Directions for this task
In the execution passage, starting at "The excessive brutality" and ending at "on Roman precedents.", rewrite the words with "war dogs" substituted for "mastiffs".

Extract
The excessive brutality of this execution was also meaningful. The executions took place in Coyoacan, where many Spaniards and indigenous lords were gathered immediately after the conquest. Thus, the spectacle of a dog attacking a key religious leader would have been a dramatic enactment of Cortés’s power. Moreover, the choice of a dog as executioner would have added another level of terror, especially for the native witnesses who were highly fearful of the Spanish mastiffs, as their experience with dogs were with the small and relatively harmless Mexican dog varieties. For Spaniards, the choice of a dog to exact such a harsh punishment would also have been meaningful. The act of throwing criminals to the beasts had precedents in ancient Roman society, and Spanish legal codes were built on Roman precedents.

Pic 9: Bear devouring a criminal. Roman mosaic
Pic 9: Bear devouring a criminal. Roman mosaic (Click on image to enlarge)

For the ancient Romans, death by being thrown to beasts was associated with lesser members of society. Indeed, as Luis Weckmann has noted, the act of being killed by a beast essentially diminished the victim’s status to that of a beast. Accordingly, the violent executions would have sent a strong message of Spanish superiority over indigenous leaders and the necessity of accepting Spanish authority.

Pic 10: The annotation in Náhuatl at the foot of the Map of Cholula (detail)
Pic 10: The annotation in Náhuatl at the foot of the Map of Cholula (detail) (Click on image to enlarge)

(Annotated element listings)

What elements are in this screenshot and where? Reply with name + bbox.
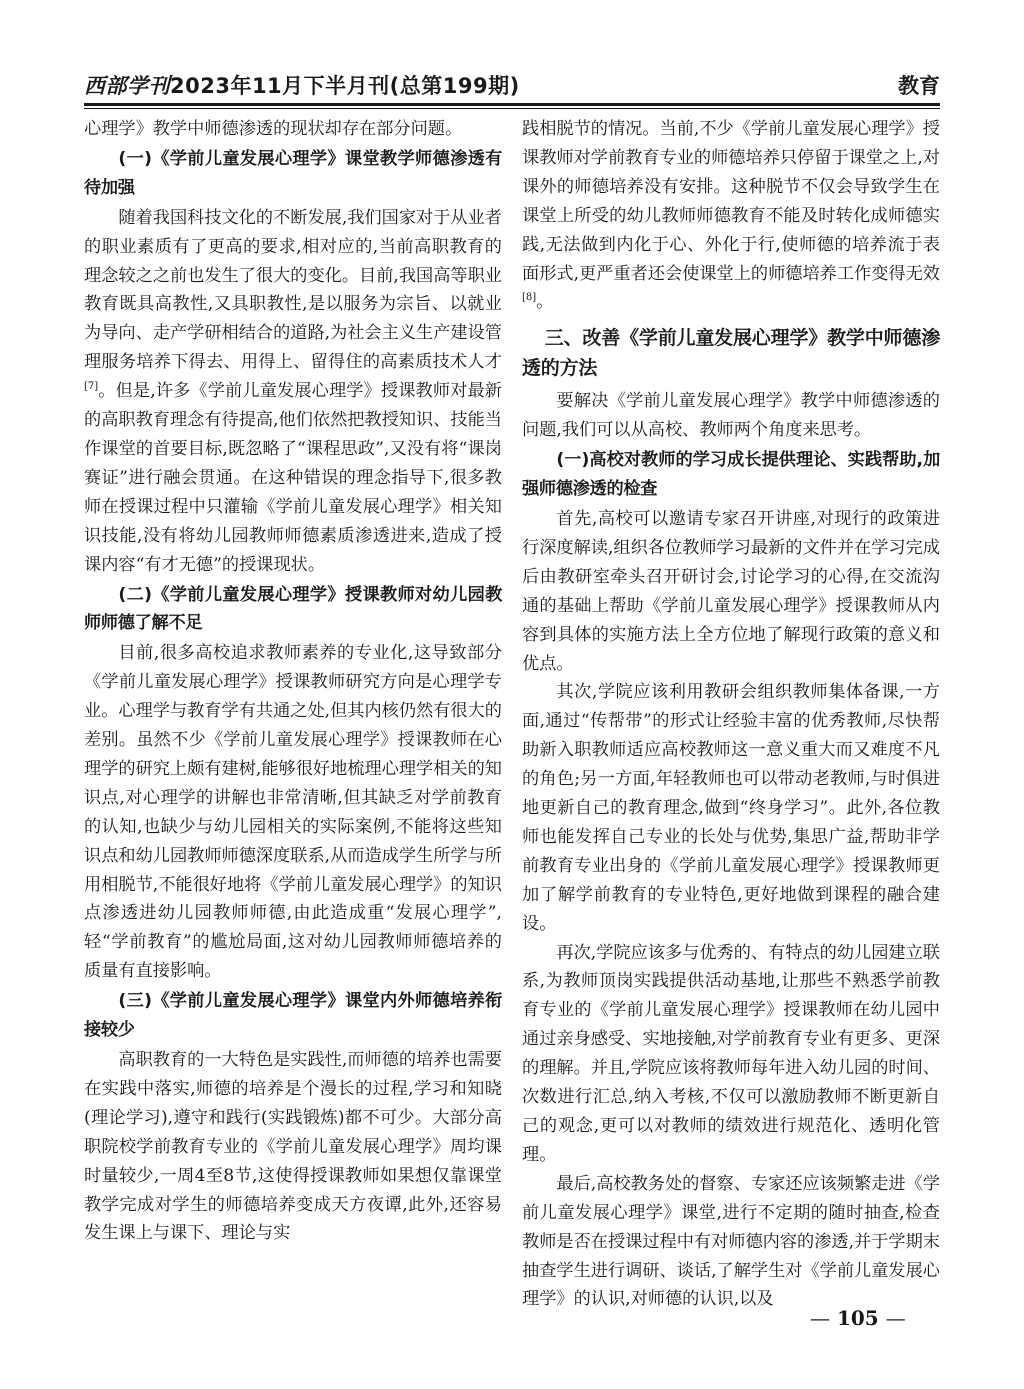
right-column [522,115,940,1314]
subsection-heading-3: (三)《学前儿童发展心理学》课堂内外师德培养衔接较少 [84,991,502,1041]
paragraph-text: 。 [536,292,554,313]
dash-left: — [810,1306,830,1330]
page-number: 105 [836,1306,879,1330]
header-rule-thick [84,103,940,106]
paragraph-text: 。但是,许多《学前儿童发展心理学》授课教师对最新的高职教育理念有待提高,他们依然把教授知识、技能当作课堂的首要目标,既忽略了“课程思政”,又没有将“课岗赛证”进行融会贯通。在这种错误的理念指导下,很多教师在授课过程中只灌输《学前儿童发展心理学》相关知识技能,没有将幼儿园教师师德素质渗透进来,造成了授课内容“有才无德”的授课现状。 [84,381,502,575]
citation: [8] [522,292,537,304]
subsection-heading-2: (二)《学前儿童发展心理学》授课教师对幼儿园教师师德了解不足 [84,584,502,634]
journal-title [84,70,520,100]
paragraph-text: 随着我国科技文化的不断发展,我们国家对于从业者的职业素质有了更高的要求,相对应的,当前高职教育的理念较之之前也发生了很大的变化。目前,我国高等职业教育既具高教性,又具职教性,是以服务为宗旨、以就业为导向、走产学研相结合的道路,为社会主义生产建设管理服务培养下得去、用得上、留得住的高素质技术人才 [84,207,502,373]
citation: [7] [84,381,99,393]
header-rule-thin [84,108,940,109]
page-number-footer [810,1306,906,1330]
paragraph [522,115,940,317]
paragraph: 再次,学院应该多与优秀的、有特点的幼儿园建立联系,为教师顶岗实践提供活动基地,让那些不熟悉学前教育专业的《学前儿童发展心理学》授课教师在幼儿园中通过亲身感受、实地接触,对学前教育专业有更多、更深的理解。并且,学院应该将教师每年进入幼儿园的时间、次数进行汇总,纳入考核,不仅可以激励教师不断更新自己的观念,更可以对教师的绩效进行规范化、透明化管理。 [522,942,940,1165]
subsection-heading-1: (一)《学前儿童发展心理学》课堂教学师德渗透有待加强 [84,148,502,198]
left-column [84,115,502,1248]
paragraph: 目前,很多高校追求教师素养的专业化,这导致部分《学前儿童发展心理学》授课教师研究方向是心理学专业。心理学与教育学有共通之处,但其内核仍然有很大的差别。虽然不少《学前儿童发展心理学》授课教师在心理学的研究上颇有建树,能够很好地梳理心理学相关的知识点,对心理学的讲解也非常清晰,但其缺乏对学前教育的认知,也缺少与幼儿园相关的实际案例,不能将这些知识点和幼儿园教师师德深度联系,从而造成学生所学与所用相脱节,不能很好地将《学前儿童发展心理学》的知识点渗透进幼儿园教师师德,由此造成重“发展心理学”,轻“学前教育”的尴尬局面,这对幼儿园教师师德培养的质量有直接影响。 [84,643,502,982]
running-header [84,66,940,102]
journal-brand: 西部学刊 [84,73,170,98]
section-label: 教育 [898,74,940,98]
paragraph: 其次,学院应该利用教研会组织教师集体备课,一方面,通过“传帮带”的形式让经验丰富的优秀教师,尽快帮助新入职教师适应高校教师这一意义重大而又难度不凡的角色;另一方面,年轻教师也可以带动老教师,与时俱进地更新自己的教育理念,做到“终身学习”。此外,各位教师也能发挥自己专业的长处与优势,集思广益,帮助非学前教育专业出身的《学前儿童发展心理学》授课教师更加了解学前教育的专业特色,更好地做到课程的融合建设。 [522,682,940,934]
paragraph-text: 践相脱节的情况。当前,不少《学前儿童发展心理学》授课教师对学前教育专业的师德培养只停留于课堂之上,对课外的师德培养没有安排。这种脱节不仅会导致学生在课堂上所受的幼儿教师师德教育不能及时转化成师德实践,无法做到内化于心、外化于行,使师德的培养流于表面形式,更严重者还会使课堂上的师德培养工作变得无效 [522,119,940,284]
journal-issue: 2023年11月下半月刊(总第199期) [170,74,520,98]
section-heading: 三、改善《学前儿童发展心理学》教学中师德渗透的方法 [522,327,940,380]
subsection-heading: (一)高校对教师的学习成长提供理论、实践帮助,加强师德渗透的检查 [522,450,940,500]
paragraph: 要解决《学前儿童发展心理学》教学中师德渗透的问题,我们可以从高校、教师两个角度来思考。 [522,391,940,441]
paragraph: 首先,高校可以邀请专家召开讲座,对现行的政策进行深度解读,组织各位教师学习最新的文件并在学习完成后由教研室牵头召开研讨会,讨论学习的心得,在交流沟通的基础上帮助《学前儿童发展心理学》授课教师从内容到具体的实施方法上全方位地了解现行政策的意义和优点。 [522,508,940,674]
paragraph: 高职教育的一大特色是实践性,而师德的培养也需要在实践中落实,师德的培养是个漫长的过程,学习和知晓(理论学习),遵守和践行(实践锻炼)都不可少。大部分高职院校学前教育专业的《学前儿童发展心理学》周均课时量较少,一周4至8节,这使得授课教师如果想仅靠课堂教学完成对学生的师德培养变成天方夜谭,此外,还容易发生课上与课下、理论与实 [84,1050,502,1244]
paragraph: 最后,高校教务处的督察、专家还应该频繁走进《学前儿童发展心理学》课堂,进行不定期的随时抽查,检查教师是否在授课过程中有对师德内容的渗透,并于学期末抽查学生进行调研、谈话,了解学生对《学前儿童发展心理学》的认识,对师德的认识,以及 [522,1173,940,1310]
paragraph: 心理学》教学中师德渗透的现状却存在部分问题。 [84,119,463,139]
paragraph [84,204,502,580]
dash-right: — [885,1306,906,1330]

Final answer
The excessive brutality of this execution was also meaningful. The executions took place in Coyoacan, where many Spaniards and indigenous lords were gathered immediately after the conquest. Thus, the spectacle of a dog attacking a key religious leader would have been a dramatic enactment of Cortés’s power. Moreover, the choice of a dog as executioner would have added another level of terror, especially for the native witnesses who were highly fearful of the Spanish war dogs, as their experience with dogs were with the small and relatively harmless Mexican dog varieties. For Spaniards, the choice of a dog to exact such a harsh punishment would also have been meaningful. The act of throwing criminals to the beasts had precedents in ancient Roman society, and Spanish legal codes were built on Roman precedents.